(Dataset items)

□ □ □ □ □

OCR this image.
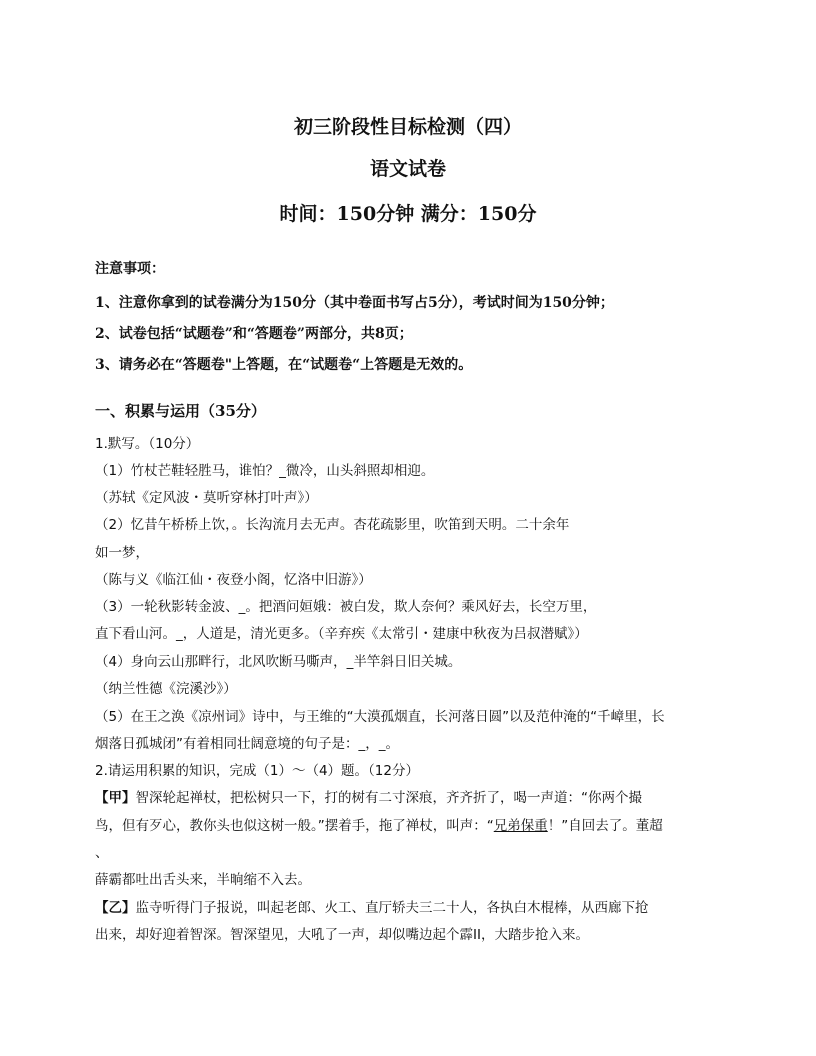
初三阶段性目标检测（四）
语文试卷
时间：150分钟 满分：150分
注意事项：
1、注意你拿到的试卷满分为150分（其中卷面书写占5分），考试时间为150分钟；
2、试卷包括“试题卷”和“答题卷”两部分，共8页；
3、请务必在“答题卷"上答题，在“试题卷“上答题是无效的。
一、积累与运用（35分）
1.默写。（10分）
（1）竹杖芒鞋轻胜马，谁怕？_微冷，山头斜照却相迎。
（苏轼《定风波・莫听穿林打叶声》）
（2）忆昔午桥桥上饮，。长沟流月去无声。杏花疏影里，吹笛到天明。二十余年
如一梦，
（陈与义《临江仙・夜登小阁，忆洛中旧游》）
（3）一轮秋影转金波、_。把酒问姮娥：被白发，欺人奈何？乘风好去，长空万里，
直下看山河。_，人道是，清光更多。（辛弃疾《太常引・建康中秋夜为吕叔潜赋》）
（4）身向云山那畔行，北风吹断马嘶声，_半竿斜日旧关城。
（纳兰性德《浣溪沙》）
（5）在王之涣《凉州词》诗中，与王维的“大漠孤烟直，长河落日圆”以及范仲淹的“千嶂里，长
烟落日孤城闭”有着相同壮阔意境的句子是：_，_。
2.请运用积累的知识，完成（1）～（4）题。（12分）
【甲】智深轮起禅杖，把松树只一下，打的树有二寸深痕，齐齐折了，喝一声道：“你两个撮
鸟，但有歹心，教你头也似这树一般。”摆着手，拖了禅杖，叫声：“兄弟保重！”自回去了。董超
、
薛霸都吐出舌头来，半晌缩不入去。
【乙】监寺听得门子报说，叫起老郎、火工、直厅轿夫三二十人，各执白木棍棒，从西廊下抢
出来，却好迎着智深。智深望见，大吼了一声，却似嘴边起个霹II，大踏步抢入来。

□ □ □ □ □

_Exercise requirements_
Every line of the material is to be quoted exactly, with no pictures carried over.

_In response_
OCR this image.
初三阶段性目标检测（四）
语文试卷
时间：150分钟 满分：150分
注意事项：
1、注意你拿到的试卷满分为150分（其中卷面书写占5分），考试时间为150分钟；
2、试卷包括“试题卷”和“答题卷”两部分，共8页；
3、请务必在“答题卷"上答题，在“试题卷“上答题是无效的。
一、积累与运用（35分）
1.默写。（10分）
（1）竹杖芒鞋轻胜马，谁怕？_微冷，山头斜照却相迎。
（苏轼《定风波・莫听穿林打叶声》）
（2）忆昔午桥桥上饮，。长沟流月去无声。杏花疏影里，吹笛到天明。二十余年
如一梦，
（陈与义《临江仙・夜登小阁，忆洛中旧游》）
（3）一轮秋影转金波、_。把酒问姮娥：被白发，欺人奈何？乘风好去，长空万里，
直下看山河。_，人道是，清光更多。（辛弃疾《太常引・建康中秋夜为吕叔潜赋》）
（4）身向云山那畔行，北风吹断马嘶声，_半竿斜日旧关城。
（纳兰性德《浣溪沙》）
（5）在王之涣《凉州词》诗中，与王维的“大漠孤烟直，长河落日圆”以及范仲淹的“千嶂里，长
烟落日孤城闭”有着相同壮阔意境的句子是：_，_。
2.请运用积累的知识，完成（1）～（4）题。（12分）
【甲】智深轮起禅杖，把松树只一下，打的树有二寸深痕，齐齐折了，喝一声道：“你两个撮
鸟，但有歹心，教你头也似这树一般。”摆着手，拖了禅杖，叫声：“兄弟保重！”自回去了。董超
、
薛霸都吐出舌头来，半晌缩不入去。
【乙】监寺听得门子报说，叫起老郎、火工、直厅轿夫三二十人，各执白木棍棒，从西廊下抢
出来，却好迎着智深。智深望见，大吼了一声，却似嘴边起个霹II，大踏步抢入来。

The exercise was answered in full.